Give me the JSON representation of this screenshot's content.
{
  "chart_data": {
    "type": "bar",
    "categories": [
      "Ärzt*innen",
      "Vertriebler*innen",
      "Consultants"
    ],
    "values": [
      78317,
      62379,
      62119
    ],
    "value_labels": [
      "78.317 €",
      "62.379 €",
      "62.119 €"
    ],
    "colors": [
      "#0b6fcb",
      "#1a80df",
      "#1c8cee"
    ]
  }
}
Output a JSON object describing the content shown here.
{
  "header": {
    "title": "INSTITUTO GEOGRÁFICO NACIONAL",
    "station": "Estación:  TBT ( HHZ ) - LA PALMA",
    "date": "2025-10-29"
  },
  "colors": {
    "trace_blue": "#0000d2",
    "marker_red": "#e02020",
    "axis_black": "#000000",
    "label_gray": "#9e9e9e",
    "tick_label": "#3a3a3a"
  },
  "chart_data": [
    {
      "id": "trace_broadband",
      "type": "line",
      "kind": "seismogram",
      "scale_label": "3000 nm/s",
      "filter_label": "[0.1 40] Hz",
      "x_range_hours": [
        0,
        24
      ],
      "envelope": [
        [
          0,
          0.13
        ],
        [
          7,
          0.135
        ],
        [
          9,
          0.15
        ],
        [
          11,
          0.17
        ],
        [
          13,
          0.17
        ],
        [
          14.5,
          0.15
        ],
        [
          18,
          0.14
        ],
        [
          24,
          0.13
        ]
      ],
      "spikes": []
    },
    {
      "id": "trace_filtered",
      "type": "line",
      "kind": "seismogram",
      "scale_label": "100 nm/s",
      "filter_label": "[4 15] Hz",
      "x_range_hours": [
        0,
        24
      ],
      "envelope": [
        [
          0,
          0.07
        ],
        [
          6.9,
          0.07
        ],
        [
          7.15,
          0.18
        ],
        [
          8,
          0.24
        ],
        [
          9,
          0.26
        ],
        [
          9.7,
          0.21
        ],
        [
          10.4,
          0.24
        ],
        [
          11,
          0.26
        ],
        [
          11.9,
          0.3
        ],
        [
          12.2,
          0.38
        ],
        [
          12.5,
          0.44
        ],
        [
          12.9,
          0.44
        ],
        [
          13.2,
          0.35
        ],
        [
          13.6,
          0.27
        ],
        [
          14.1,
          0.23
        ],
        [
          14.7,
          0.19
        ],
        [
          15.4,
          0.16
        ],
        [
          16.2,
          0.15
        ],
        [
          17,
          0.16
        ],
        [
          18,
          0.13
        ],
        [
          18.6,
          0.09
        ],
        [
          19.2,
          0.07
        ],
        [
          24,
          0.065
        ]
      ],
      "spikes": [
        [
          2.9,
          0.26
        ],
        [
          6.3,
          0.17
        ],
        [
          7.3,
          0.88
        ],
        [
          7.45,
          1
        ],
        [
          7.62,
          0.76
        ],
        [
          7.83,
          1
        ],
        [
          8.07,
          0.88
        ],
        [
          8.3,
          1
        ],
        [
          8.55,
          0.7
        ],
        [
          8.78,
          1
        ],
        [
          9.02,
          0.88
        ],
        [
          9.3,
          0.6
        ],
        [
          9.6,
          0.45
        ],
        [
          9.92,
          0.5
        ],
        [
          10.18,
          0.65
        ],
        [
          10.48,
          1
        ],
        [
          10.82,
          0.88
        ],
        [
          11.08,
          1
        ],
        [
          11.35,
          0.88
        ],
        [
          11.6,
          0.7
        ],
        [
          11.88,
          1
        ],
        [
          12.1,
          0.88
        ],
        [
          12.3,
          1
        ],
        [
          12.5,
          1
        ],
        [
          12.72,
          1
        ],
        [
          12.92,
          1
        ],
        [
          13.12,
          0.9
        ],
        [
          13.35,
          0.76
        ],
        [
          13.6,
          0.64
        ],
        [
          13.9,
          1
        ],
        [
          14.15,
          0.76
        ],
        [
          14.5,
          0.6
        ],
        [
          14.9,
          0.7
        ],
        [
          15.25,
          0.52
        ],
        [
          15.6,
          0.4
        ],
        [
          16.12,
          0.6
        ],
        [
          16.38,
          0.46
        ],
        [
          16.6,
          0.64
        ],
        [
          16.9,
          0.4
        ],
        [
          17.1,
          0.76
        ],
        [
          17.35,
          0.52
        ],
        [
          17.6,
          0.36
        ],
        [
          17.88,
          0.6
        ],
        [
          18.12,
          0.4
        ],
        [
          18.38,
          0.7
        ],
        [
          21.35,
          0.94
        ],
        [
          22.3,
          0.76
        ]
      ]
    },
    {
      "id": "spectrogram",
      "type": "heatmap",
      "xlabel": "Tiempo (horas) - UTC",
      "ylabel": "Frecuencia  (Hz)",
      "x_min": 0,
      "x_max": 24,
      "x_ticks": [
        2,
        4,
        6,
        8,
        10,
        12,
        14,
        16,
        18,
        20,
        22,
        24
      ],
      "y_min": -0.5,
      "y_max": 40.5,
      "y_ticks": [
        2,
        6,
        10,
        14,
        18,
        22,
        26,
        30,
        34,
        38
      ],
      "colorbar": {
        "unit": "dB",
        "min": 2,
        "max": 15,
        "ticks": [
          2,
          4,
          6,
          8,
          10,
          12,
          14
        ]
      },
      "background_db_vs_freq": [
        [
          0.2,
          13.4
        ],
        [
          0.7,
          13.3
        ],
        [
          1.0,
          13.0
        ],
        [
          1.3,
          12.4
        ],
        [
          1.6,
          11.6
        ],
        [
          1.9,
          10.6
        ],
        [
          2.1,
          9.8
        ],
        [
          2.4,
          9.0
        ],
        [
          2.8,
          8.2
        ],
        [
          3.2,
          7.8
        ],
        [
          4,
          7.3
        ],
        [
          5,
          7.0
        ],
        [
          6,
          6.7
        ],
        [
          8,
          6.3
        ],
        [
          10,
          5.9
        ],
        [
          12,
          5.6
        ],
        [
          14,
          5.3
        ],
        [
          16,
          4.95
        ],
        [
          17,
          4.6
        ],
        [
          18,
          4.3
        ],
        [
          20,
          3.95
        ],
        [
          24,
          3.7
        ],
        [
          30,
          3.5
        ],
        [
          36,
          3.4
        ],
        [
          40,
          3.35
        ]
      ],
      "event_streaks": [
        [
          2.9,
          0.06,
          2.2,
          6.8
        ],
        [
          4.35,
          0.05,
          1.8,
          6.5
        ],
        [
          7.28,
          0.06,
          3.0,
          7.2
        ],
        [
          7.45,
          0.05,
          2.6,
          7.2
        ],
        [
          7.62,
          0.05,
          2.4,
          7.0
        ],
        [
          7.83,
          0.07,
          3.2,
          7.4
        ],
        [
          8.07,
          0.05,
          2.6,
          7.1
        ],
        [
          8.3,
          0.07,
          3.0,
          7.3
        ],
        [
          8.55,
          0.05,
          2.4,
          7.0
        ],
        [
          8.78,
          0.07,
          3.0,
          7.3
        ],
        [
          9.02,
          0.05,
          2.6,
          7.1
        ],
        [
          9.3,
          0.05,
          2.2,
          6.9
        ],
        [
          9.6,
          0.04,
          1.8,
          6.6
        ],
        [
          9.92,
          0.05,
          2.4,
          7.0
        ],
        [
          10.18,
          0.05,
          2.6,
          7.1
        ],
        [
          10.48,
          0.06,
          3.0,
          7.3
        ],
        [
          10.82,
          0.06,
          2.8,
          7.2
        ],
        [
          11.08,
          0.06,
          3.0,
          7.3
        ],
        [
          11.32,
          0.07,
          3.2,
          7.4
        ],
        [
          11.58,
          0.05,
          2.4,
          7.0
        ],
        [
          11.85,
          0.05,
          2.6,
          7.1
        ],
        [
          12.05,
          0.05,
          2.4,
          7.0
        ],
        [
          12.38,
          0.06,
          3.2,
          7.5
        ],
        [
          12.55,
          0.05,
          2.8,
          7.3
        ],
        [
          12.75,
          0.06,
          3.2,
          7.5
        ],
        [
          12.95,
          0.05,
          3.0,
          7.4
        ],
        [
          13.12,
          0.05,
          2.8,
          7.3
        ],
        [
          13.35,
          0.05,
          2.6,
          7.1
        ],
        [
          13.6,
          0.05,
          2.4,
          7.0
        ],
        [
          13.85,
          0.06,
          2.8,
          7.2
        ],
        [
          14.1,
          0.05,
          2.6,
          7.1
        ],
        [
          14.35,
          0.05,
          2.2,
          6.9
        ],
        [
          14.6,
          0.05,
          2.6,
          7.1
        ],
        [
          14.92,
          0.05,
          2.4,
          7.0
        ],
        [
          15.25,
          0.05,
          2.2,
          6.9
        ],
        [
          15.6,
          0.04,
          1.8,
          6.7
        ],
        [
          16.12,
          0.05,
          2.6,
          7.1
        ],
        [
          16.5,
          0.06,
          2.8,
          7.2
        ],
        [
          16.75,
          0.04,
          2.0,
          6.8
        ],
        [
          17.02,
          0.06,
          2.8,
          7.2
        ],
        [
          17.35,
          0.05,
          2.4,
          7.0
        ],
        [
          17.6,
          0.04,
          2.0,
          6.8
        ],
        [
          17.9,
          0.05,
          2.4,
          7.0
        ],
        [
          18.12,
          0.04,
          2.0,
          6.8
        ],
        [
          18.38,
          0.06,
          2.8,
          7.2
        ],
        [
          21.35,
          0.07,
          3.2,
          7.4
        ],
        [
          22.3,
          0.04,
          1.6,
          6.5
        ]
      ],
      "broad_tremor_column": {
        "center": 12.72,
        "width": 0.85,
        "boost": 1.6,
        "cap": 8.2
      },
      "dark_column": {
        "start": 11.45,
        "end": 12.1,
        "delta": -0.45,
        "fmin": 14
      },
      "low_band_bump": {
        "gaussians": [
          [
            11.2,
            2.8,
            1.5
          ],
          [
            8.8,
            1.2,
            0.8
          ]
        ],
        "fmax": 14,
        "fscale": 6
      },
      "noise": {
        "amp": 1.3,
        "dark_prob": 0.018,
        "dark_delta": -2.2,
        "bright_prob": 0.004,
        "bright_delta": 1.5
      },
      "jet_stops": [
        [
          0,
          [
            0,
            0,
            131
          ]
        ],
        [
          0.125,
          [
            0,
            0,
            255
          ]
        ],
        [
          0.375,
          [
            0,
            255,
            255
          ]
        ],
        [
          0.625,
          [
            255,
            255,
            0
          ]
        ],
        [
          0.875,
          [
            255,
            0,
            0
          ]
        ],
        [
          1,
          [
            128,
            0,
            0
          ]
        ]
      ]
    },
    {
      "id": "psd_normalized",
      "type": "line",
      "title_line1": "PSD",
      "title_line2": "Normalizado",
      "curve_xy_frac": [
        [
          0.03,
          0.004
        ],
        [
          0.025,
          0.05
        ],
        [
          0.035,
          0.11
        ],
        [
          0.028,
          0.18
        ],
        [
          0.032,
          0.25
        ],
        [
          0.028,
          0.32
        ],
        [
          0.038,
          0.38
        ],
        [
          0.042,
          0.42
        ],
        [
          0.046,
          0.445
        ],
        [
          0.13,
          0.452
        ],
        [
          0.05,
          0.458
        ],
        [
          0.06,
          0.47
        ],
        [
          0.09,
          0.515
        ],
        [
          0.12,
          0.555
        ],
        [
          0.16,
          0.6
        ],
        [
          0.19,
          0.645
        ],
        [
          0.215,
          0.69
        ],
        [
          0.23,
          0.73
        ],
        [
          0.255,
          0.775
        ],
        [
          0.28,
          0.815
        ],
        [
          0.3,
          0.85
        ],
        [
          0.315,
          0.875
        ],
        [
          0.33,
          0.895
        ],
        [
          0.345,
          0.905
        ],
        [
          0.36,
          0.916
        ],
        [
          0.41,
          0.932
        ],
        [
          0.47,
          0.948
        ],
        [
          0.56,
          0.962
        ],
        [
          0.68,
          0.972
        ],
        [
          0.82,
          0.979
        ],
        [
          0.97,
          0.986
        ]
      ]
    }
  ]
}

### Problem description
Identify every line above with the string "content" in it. Copy those lines.

### Solution to this task
Give me the JSON representation of this screenshot's content.
Output a JSON object describing the content shown here.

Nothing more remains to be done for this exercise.